Take the line that contains "Enumerate this screenshot's" and every line after it in the material below, and quote them exactly.
-- Start of Recorded information --
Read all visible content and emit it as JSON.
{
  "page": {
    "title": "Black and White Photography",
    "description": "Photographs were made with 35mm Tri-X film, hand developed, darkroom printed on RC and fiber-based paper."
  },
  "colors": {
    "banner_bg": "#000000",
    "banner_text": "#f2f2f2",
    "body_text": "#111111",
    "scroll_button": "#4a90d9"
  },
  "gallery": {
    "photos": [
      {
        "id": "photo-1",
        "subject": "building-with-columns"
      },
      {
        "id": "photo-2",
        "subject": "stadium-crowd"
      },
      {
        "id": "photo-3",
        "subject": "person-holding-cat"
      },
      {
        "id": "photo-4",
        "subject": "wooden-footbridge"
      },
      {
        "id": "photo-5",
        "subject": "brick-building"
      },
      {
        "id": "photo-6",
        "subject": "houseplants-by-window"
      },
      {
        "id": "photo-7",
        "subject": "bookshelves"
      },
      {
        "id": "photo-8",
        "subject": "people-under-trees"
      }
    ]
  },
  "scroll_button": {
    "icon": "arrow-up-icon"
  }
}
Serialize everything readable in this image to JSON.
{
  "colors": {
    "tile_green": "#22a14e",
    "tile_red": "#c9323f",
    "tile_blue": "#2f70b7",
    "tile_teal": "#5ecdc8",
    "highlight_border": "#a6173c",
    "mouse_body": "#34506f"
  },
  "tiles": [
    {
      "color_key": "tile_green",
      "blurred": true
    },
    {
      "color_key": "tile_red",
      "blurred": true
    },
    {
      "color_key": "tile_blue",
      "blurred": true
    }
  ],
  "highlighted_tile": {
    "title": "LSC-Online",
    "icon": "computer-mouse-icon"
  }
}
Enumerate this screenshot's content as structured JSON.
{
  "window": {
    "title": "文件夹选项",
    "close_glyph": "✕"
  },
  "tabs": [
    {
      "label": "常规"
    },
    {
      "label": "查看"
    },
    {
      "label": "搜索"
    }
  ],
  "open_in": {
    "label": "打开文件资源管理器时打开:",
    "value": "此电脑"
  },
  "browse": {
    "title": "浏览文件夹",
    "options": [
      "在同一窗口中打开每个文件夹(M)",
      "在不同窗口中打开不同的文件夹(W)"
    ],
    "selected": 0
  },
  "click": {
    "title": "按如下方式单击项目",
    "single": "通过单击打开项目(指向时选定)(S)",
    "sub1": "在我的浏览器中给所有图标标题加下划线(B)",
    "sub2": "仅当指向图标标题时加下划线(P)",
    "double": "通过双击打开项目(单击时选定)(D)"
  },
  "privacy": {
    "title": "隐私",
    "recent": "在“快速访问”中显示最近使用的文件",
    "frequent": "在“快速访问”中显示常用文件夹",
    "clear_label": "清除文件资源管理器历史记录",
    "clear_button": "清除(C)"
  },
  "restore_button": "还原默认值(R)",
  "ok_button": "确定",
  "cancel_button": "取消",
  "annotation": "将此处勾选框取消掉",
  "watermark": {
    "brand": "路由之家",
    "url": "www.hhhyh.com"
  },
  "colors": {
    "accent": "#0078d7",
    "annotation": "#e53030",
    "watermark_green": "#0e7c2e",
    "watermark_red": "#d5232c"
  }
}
-- End of Recorded information --
▶ [Answer for the task]:
Enumerate this screenshot's content as structured JSON.
{
  "window": {
    "title": "文件夹选项",
    "close_glyph": "✕"
  },
  "tabs": [
    {
      "label": "常规"
    },
    {
      "label": "查看"
    },
    {
      "label": "搜索"
    }
  ],
  "open_in": {
    "label": "打开文件资源管理器时打开:",
    "value": "此电脑"
  },
  "browse": {
    "title": "浏览文件夹",
    "options": [
      "在同一窗口中打开每个文件夹(M)",
      "在不同窗口中打开不同的文件夹(W)"
    ],
    "selected": 0
  },
  "click": {
    "title": "按如下方式单击项目",
    "single": "通过单击打开项目(指向时选定)(S)",
    "sub1": "在我的浏览器中给所有图标标题加下划线(B)",
    "sub2": "仅当指向图标标题时加下划线(P)",
    "double": "通过双击打开项目(单击时选定)(D)"
  },
  "privacy": {
    "title": "隐私",
    "recent": "在“快速访问”中显示最近使用的文件",
    "frequent": "在“快速访问”中显示常用文件夹",
    "clear_label": "清除文件资源管理器历史记录",
    "clear_button": "清除(C)"
  },
  "restore_button": "还原默认值(R)",
  "ok_button": "确定",
  "cancel_button": "取消",
  "annotation": "将此处勾选框取消掉",
  "watermark": {
    "brand": "路由之家",
    "url": "www.hhhyh.com"
  },
  "colors": {
    "accent": "#0078d7",
    "annotation": "#e53030",
    "watermark_green": "#0e7c2e",
    "watermark_red": "#d5232c"
  }
}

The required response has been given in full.